*** Records for this exercise
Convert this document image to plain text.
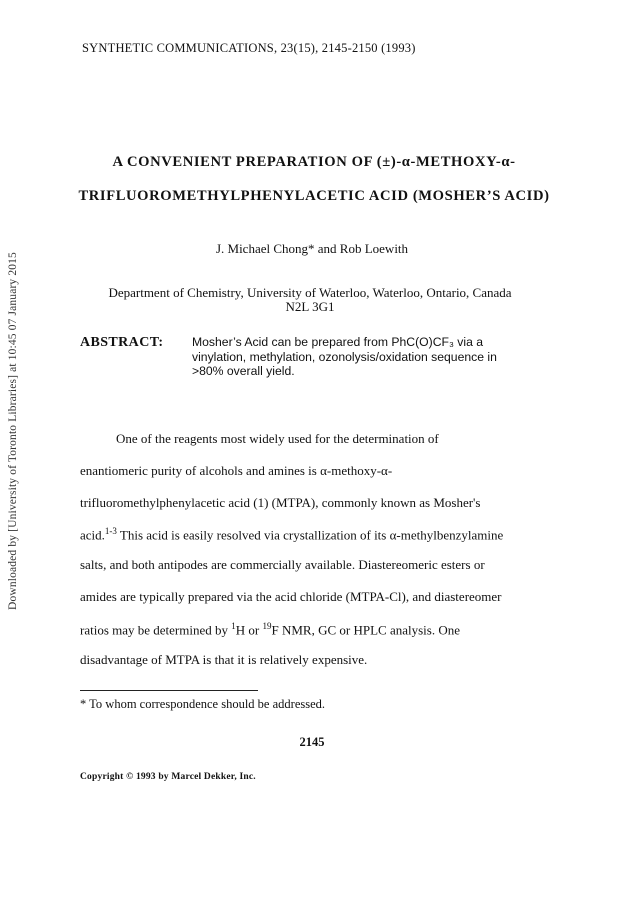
Downloaded by [University of Toronto Libraries] at 10:45 07 January 2015
SYNTHETIC COMMUNICATIONS, 23(15), 2145-2150 (1993)
A CONVENIENT PREPARATION OF (±)-α-METHOXY-α-
TRIFLUOROMETHYLPHENYLACETIC ACID (MOSHER’S ACID)
J. Michael Chong* and Rob Loewith
Department of Chemistry, University of Waterloo, Waterloo, Ontario, Canada
N2L 3G1
ABSTRACT: Mosher’s Acid can be prepared from PhC(O)CF₃ via a
vinylation, methylation, ozonolysis/oxidation sequence in
>80% overall yield.
One of the reagents most widely used for the determination of
enantiomeric purity of alcohols and amines is α-methoxy-α-
trifluoromethylphenylacetic acid (1) (MTPA), commonly known as Mosher's
acid.$^{1-3}$ This acid is easily resolved via crystallization of its α-methylbenzylamine
salts, and both antipodes are commercially available. Diastereomeric esters or
amides are typically prepared via the acid chloride (MTPA-Cl), and diastereomer
ratios may be determined by $^1$H or $^{19}$F NMR, GC or HPLC analysis. One
disadvantage of MTPA is that it is relatively expensive.
* To whom correspondence should be addressed.
2145
Copyright © 1993 by Marcel Dekker, Inc.
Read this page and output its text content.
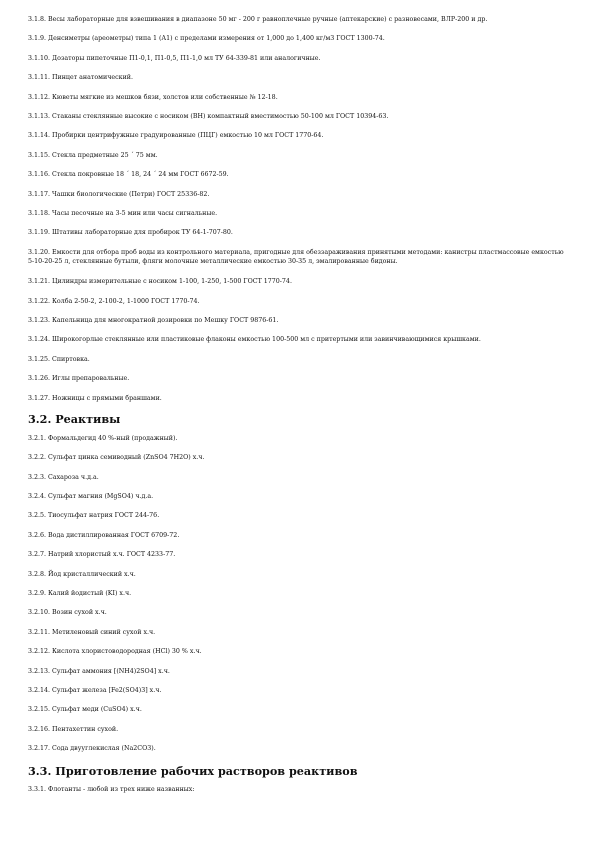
3.1.8. Весы лабораторные для взвешивания в диапазоне 50 мг - 200 г равноплечные ручные (аптекарские) с разновесами, ВЛР-200 и др.
3.1.9. Денсиметры (ареометры) типа 1 (А1) с пределами измерения от 1,000 до 1,400 кг/м3 ГОСТ 1300-74.
3.1.10. Дозаторы пипеточные П1-0,1, П1-0,5, П1-1,0 мл ТУ 64-339-81 или аналогичные.
3.1.11. Пинцет анатомический.
3.1.12. Кюветы мягкие из мешков бязи, холстов или собственные № 12-18.
3.1.13. Стаканы стеклянные высокие с носиком (ВН) компактный вместимостью 50-100 мл ГОСТ 10394-63.
3.1.14. Пробирки центрифужные градуированные (ПЦГ) емкостью 10 мл ГОСТ 1770-64.
3.1.15. Стекла предметные 25 ´ 75 мм.
3.1.16. Стекла покровные 18 ´ 18, 24 ´ 24 мм ГОСТ 6672-59.
3.1.17. Чашки биологические (Петри) ГОСТ 25336-82.
3.1.18. Часы песочные на 3-5 мин или часы сигнальные.
3.1.19. Штативы лабораторные для пробирок ТУ 64-1-707-80.
3.1.20. Емкости для отбора проб воды из контрольного материала, пригодные для обеззараживания принятыми методами: канистры пластмассовые емкостью 5-10-20-25 л, стеклянные бутыли, фляги молочные металлические емкостью 30-35 л, эмалированные бидоны.
3.1.21. Цилиндры измерительные с носиком 1-100, 1-250, 1-500 ГОСТ 1770-74.
3.1.22. Колба 2-50-2, 2-100-2, 1-1000 ГОСТ 1770-74.
3.1.23. Капельница для многократной дозировки по Мешку ГОСТ 9876-61.
3.1.24. Широкогорлые стеклянные или пластиковые флаконы емкостью 100-500 мл с притертыми или завинчивающимися крышками.
3.1.25. Спиртовка.
3.1.26. Иглы препаровальные.
3.1.27. Ножницы с прямыми браншами.
3.2. Реактивы
3.2.1. Формальдегид 40 %-ный (продажный).
3.2.2. Сульфат цинка семиводный (ZnSO4 7H2O) х.ч.
3.2.3. Сахароза ч.д.а.
3.2.4. Сульфат магния (MgSO4) ч.д.а.
3.2.5. Тиосульфат натрия ГОСТ 244-76.
3.2.6. Вода дистиллированная ГОСТ 6709-72.
3.2.7. Натрий хлористый х.ч. ГОСТ 4233-77.
3.2.8. Йод кристаллический х.ч.
3.2.9. Калий йодистый (KI) х.ч.
3.2.10. Возин сухой х.ч.
3.2.11. Метиленовый синий сухой х.ч.
3.2.12. Кислота хлористоводородная (HCl) 30 % х.ч.
3.2.13. Сульфат аммония [(NH4)2SO4] х.ч.
3.2.14. Сульфат железа [Fe2(SO4)3] х.ч.
3.2.15. Сульфат меди (CuSO4) х.ч.
3.2.16. Пентахеттин сухой.
3.2.17. Сода двууглекислая (Na2CO3).
3.3. Приготовление рабочих растворов реактивов
3.3.1. Флотанты - любой из трех ниже названных:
******
## Written exercise
List all lines where "ГОСТ" occurs.

## Exercise response
3.1.9. Денсиметры (ареометры) типа 1 (А1) с пределами измерения от 1,000 до 1,400 кг/м3 ГОСТ 1300-74.
3.1.13. Стаканы стеклянные высокие с носиком (ВН) компактный вместимостью 50-100 мл ГОСТ 10394-63.
3.1.14. Пробирки центрифужные градуированные (ПЦГ) емкостью 10 мл ГОСТ 1770-64.
3.1.16. Стекла покровные 18 ´ 18, 24 ´ 24 мм ГОСТ 6672-59.
3.1.17. Чашки биологические (Петри) ГОСТ 25336-82.
3.1.21. Цилиндры измерительные с носиком 1-100, 1-250, 1-500 ГОСТ 1770-74.
3.1.22. Колба 2-50-2, 2-100-2, 1-1000 ГОСТ 1770-74.
3.1.23. Капельница для многократной дозировки по Мешку ГОСТ 9876-61.
3.2.5. Тиосульфат натрия ГОСТ 244-76.
3.2.6. Вода дистиллированная ГОСТ 6709-72.
3.2.7. Натрий хлористый х.ч. ГОСТ 4233-77.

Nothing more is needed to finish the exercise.